Excerpt from a dataset
START

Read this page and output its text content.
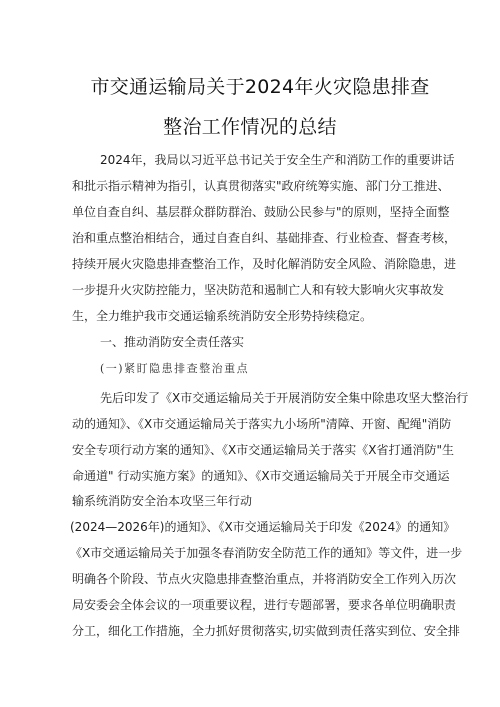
市交通运输局关于2024年火灾隐患排查
整治工作情况的总结
2024年，我局以习近平总书记关于安全生产和消防工作的重要讲话
和批示指示精神为指引，认真贯彻落实"政府统筹实施、部门分工推进、
单位自查自纠、基层群众群防群治、鼓励公民参与"的原则，坚持全面整
治和重点整治相结合，通过自查自纠、基础排查、行业检查、督查考核，
持续开展火灾隐患排查整治工作，及时化解消防安全风险、消除隐患，进
一步提升火灾防控能力，坚决防范和遏制亡人和有较大影响火灾事故发
生，全力维护我市交通运输系统消防安全形势持续稳定。
一、推动消防安全责任落实
(一)紧盯隐患排查整治重点
先后印发了《X市交通运输局关于开展消防安全集中除患攻坚大整治行
动的通知》、《X市交通运输局关于落实九小场所"清障、开窗、配绳"消防
安全专项行动方案的通知》、《X市交通运输局关于落实《X省打通消防"生
命通道" 行动实施方案》的通知》、《X市交通运输局关于开展全市交通运
输系统消防安全治本攻坚三年行动
(2024—2026年)的通知》、《X市交通运输局关于印发《2024》的通知》
《X市交通运输局关于加强冬春消防安全防范工作的通知》等文件，进一步
明确各个阶段、节点火灾隐患排查整治重点，并将消防安全工作列入历次
局安委会全体会议的一项重要议程，进行专题部署，要求各单位明确职责
分工，细化工作措施，全力抓好贯彻落实,切实做到责任落实到位、安全排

END

§ **AIM OF THE TASK**:
What is needed is an exact reproduction of the data, pictures excluded.

§ **EXPECTED OUTPUT**:
Read this page and output its text content.
市交通运输局关于2024年火灾隐患排查
整治工作情况的总结
2024年，我局以习近平总书记关于安全生产和消防工作的重要讲话
和批示指示精神为指引，认真贯彻落实"政府统筹实施、部门分工推进、
单位自查自纠、基层群众群防群治、鼓励公民参与"的原则，坚持全面整
治和重点整治相结合，通过自查自纠、基础排查、行业检查、督查考核，
持续开展火灾隐患排查整治工作，及时化解消防安全风险、消除隐患，进
一步提升火灾防控能力，坚决防范和遏制亡人和有较大影响火灾事故发
生，全力维护我市交通运输系统消防安全形势持续稳定。
一、推动消防安全责任落实
(一)紧盯隐患排查整治重点
先后印发了《X市交通运输局关于开展消防安全集中除患攻坚大整治行
动的通知》、《X市交通运输局关于落实九小场所"清障、开窗、配绳"消防
安全专项行动方案的通知》、《X市交通运输局关于落实《X省打通消防"生
命通道" 行动实施方案》的通知》、《X市交通运输局关于开展全市交通运
输系统消防安全治本攻坚三年行动
(2024—2026年)的通知》、《X市交通运输局关于印发《2024》的通知》
《X市交通运输局关于加强冬春消防安全防范工作的通知》等文件，进一步
明确各个阶段、节点火灾隐患排查整治重点，并将消防安全工作列入历次
局安委会全体会议的一项重要议程，进行专题部署，要求各单位明确职责
分工，细化工作措施，全力抓好贯彻落实,切实做到责任落实到位、安全排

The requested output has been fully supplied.